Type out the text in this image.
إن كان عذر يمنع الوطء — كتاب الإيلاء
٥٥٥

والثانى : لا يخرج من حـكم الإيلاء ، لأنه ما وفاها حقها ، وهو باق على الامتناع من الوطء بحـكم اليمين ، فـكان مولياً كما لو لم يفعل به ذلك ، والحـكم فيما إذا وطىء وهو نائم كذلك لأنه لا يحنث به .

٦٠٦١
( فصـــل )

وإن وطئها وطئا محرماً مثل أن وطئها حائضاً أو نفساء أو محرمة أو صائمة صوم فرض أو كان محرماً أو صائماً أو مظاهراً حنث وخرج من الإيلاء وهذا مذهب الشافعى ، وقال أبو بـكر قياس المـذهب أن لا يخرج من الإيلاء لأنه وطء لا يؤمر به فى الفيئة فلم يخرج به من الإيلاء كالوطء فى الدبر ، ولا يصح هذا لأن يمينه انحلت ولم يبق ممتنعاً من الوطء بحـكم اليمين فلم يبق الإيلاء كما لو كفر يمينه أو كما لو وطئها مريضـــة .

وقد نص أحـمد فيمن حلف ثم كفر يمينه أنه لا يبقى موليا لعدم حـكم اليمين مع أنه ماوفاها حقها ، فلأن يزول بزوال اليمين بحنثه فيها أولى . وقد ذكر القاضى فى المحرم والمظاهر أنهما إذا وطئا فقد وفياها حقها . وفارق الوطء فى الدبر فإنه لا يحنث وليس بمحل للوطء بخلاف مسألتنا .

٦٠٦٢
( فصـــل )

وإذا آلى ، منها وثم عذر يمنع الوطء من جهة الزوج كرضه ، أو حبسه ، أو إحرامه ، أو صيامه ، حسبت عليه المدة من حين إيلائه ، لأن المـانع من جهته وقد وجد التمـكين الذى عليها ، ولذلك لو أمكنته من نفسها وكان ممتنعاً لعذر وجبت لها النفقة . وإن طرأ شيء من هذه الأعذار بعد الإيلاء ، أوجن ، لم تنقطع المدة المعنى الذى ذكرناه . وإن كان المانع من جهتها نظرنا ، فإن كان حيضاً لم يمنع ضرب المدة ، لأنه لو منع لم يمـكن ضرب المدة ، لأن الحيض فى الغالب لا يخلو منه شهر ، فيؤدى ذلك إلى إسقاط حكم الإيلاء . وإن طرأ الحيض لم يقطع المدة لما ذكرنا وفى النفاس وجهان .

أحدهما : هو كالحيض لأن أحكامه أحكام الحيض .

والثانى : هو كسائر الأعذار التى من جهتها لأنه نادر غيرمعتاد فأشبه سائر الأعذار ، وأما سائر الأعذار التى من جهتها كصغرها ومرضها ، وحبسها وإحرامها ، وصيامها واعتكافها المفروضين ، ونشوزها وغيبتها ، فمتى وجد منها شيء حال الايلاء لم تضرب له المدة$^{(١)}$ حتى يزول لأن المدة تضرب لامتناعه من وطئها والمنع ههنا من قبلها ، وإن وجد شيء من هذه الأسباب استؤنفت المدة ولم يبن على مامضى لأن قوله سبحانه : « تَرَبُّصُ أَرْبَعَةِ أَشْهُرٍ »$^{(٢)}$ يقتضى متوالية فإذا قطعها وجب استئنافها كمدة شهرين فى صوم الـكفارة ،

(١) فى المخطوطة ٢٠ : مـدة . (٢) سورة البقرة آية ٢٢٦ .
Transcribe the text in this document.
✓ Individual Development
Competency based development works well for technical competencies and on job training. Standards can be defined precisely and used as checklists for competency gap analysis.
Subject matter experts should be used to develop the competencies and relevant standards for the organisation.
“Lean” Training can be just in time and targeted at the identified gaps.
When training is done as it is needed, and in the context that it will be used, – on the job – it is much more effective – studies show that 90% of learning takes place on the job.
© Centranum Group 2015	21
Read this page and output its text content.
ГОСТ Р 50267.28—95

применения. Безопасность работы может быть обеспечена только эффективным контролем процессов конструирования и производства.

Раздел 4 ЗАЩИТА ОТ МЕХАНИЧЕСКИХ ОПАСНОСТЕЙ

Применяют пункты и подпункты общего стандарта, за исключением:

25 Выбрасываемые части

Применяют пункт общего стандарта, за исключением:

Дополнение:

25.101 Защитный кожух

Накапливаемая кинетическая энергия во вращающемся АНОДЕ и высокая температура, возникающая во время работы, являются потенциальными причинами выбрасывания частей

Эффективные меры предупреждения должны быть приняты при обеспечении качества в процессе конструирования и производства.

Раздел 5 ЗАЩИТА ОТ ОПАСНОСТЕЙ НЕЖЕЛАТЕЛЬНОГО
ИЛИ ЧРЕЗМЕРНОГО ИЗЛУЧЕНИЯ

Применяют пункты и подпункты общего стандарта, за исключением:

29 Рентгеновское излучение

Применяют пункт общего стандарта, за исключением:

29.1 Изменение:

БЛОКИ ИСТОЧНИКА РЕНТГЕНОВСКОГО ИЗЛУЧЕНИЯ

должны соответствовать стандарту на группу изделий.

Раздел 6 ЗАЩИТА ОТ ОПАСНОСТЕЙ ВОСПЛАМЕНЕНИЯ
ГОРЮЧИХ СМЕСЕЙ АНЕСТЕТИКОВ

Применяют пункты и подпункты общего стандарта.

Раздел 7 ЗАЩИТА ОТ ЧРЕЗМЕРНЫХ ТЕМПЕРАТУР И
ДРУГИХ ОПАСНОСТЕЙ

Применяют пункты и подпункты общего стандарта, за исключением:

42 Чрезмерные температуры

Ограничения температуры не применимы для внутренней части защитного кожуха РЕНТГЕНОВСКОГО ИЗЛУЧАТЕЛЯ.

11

----

# GOAL:
Output all of the data again, exactly.

# ANSWER IN FULL:
Type out the text in this image.
إن كان عذر يمنع الوطء — كتاب الإيلاء
٥٥٥

والثانى : لا يخرج من حـكم الإيلاء ، لأنه ما وفاها حقها ، وهو باق على الامتناع من الوطء بحـكم اليمين ، فـكان مولياً كما لو لم يفعل به ذلك ، والحـكم فيما إذا وطىء وهو نائم كذلك لأنه لا يحنث به .

٦٠٦١
( فصـــل )

وإن وطئها وطئا محرماً مثل أن وطئها حائضاً أو نفساء أو محرمة أو صائمة صوم فرض أو كان محرماً أو صائماً أو مظاهراً حنث وخرج من الإيلاء وهذا مذهب الشافعى ، وقال أبو بـكر قياس المـذهب أن لا يخرج من الإيلاء لأنه وطء لا يؤمر به فى الفيئة فلم يخرج به من الإيلاء كالوطء فى الدبر ، ولا يصح هذا لأن يمينه انحلت ولم يبق ممتنعاً من الوطء بحـكم اليمين فلم يبق الإيلاء كما لو كفر يمينه أو كما لو وطئها مريضـــة .

وقد نص أحـمد فيمن حلف ثم كفر يمينه أنه لا يبقى موليا لعدم حـكم اليمين مع أنه ماوفاها حقها ، فلأن يزول بزوال اليمين بحنثه فيها أولى . وقد ذكر القاضى فى المحرم والمظاهر أنهما إذا وطئا فقد وفياها حقها . وفارق الوطء فى الدبر فإنه لا يحنث وليس بمحل للوطء بخلاف مسألتنا .

٦٠٦٢
( فصـــل )

وإذا آلى ، منها وثم عذر يمنع الوطء من جهة الزوج كرضه ، أو حبسه ، أو إحرامه ، أو صيامه ، حسبت عليه المدة من حين إيلائه ، لأن المـانع من جهته وقد وجد التمـكين الذى عليها ، ولذلك لو أمكنته من نفسها وكان ممتنعاً لعذر وجبت لها النفقة . وإن طرأ شيء من هذه الأعذار بعد الإيلاء ، أوجن ، لم تنقطع المدة المعنى الذى ذكرناه . وإن كان المانع من جهتها نظرنا ، فإن كان حيضاً لم يمنع ضرب المدة ، لأنه لو منع لم يمـكن ضرب المدة ، لأن الحيض فى الغالب لا يخلو منه شهر ، فيؤدى ذلك إلى إسقاط حكم الإيلاء . وإن طرأ الحيض لم يقطع المدة لما ذكرنا وفى النفاس وجهان .

أحدهما : هو كالحيض لأن أحكامه أحكام الحيض .

والثانى : هو كسائر الأعذار التى من جهتها لأنه نادر غيرمعتاد فأشبه سائر الأعذار ، وأما سائر الأعذار التى من جهتها كصغرها ومرضها ، وحبسها وإحرامها ، وصيامها واعتكافها المفروضين ، ونشوزها وغيبتها ، فمتى وجد منها شيء حال الايلاء لم تضرب له المدة$^{(١)}$ حتى يزول لأن المدة تضرب لامتناعه من وطئها والمنع ههنا من قبلها ، وإن وجد شيء من هذه الأسباب استؤنفت المدة ولم يبن على مامضى لأن قوله سبحانه : « تَرَبُّصُ أَرْبَعَةِ أَشْهُرٍ »$^{(٢)}$ يقتضى متوالية فإذا قطعها وجب استئنافها كمدة شهرين فى صوم الـكفارة ،

(١) فى المخطوطة ٢٠ : مـدة . (٢) سورة البقرة آية ٢٢٦ .
Transcribe the text in this document.
✓ Individual Development
Competency based development works well for technical competencies and on job training. Standards can be defined precisely and used as checklists for competency gap analysis.
Subject matter experts should be used to develop the competencies and relevant standards for the organisation.
“Lean” Training can be just in time and targeted at the identified gaps.
When training is done as it is needed, and in the context that it will be used, – on the job – it is much more effective – studies show that 90% of learning takes place on the job.
© Centranum Group 2015	21
Read this page and output its text content.
ГОСТ Р 50267.28—95

применения. Безопасность работы может быть обеспечена только эффективным контролем процессов конструирования и производства.

Раздел 4 ЗАЩИТА ОТ МЕХАНИЧЕСКИХ ОПАСНОСТЕЙ

Применяют пункты и подпункты общего стандарта, за исключением:

25 Выбрасываемые части

Применяют пункт общего стандарта, за исключением:

Дополнение:

25.101 Защитный кожух

Накапливаемая кинетическая энергия во вращающемся АНОДЕ и высокая температура, возникающая во время работы, являются потенциальными причинами выбрасывания частей

Эффективные меры предупреждения должны быть приняты при обеспечении качества в процессе конструирования и производства.

Раздел 5 ЗАЩИТА ОТ ОПАСНОСТЕЙ НЕЖЕЛАТЕЛЬНОГО
ИЛИ ЧРЕЗМЕРНОГО ИЗЛУЧЕНИЯ

Применяют пункты и подпункты общего стандарта, за исключением:

29 Рентгеновское излучение

Применяют пункт общего стандарта, за исключением:

29.1 Изменение:

БЛОКИ ИСТОЧНИКА РЕНТГЕНОВСКОГО ИЗЛУЧЕНИЯ

должны соответствовать стандарту на группу изделий.

Раздел 6 ЗАЩИТА ОТ ОПАСНОСТЕЙ ВОСПЛАМЕНЕНИЯ
ГОРЮЧИХ СМЕСЕЙ АНЕСТЕТИКОВ

Применяют пункты и подпункты общего стандарта.

Раздел 7 ЗАЩИТА ОТ ЧРЕЗМЕРНЫХ ТЕМПЕРАТУР И
ДРУГИХ ОПАСНОСТЕЙ

Применяют пункты и подпункты общего стандарта, за исключением:

42 Чрезмерные температуры

Ограничения температуры не применимы для внутренней части защитного кожуха РЕНТГЕНОВСКОГО ИЗЛУЧАТЕЛЯ.

11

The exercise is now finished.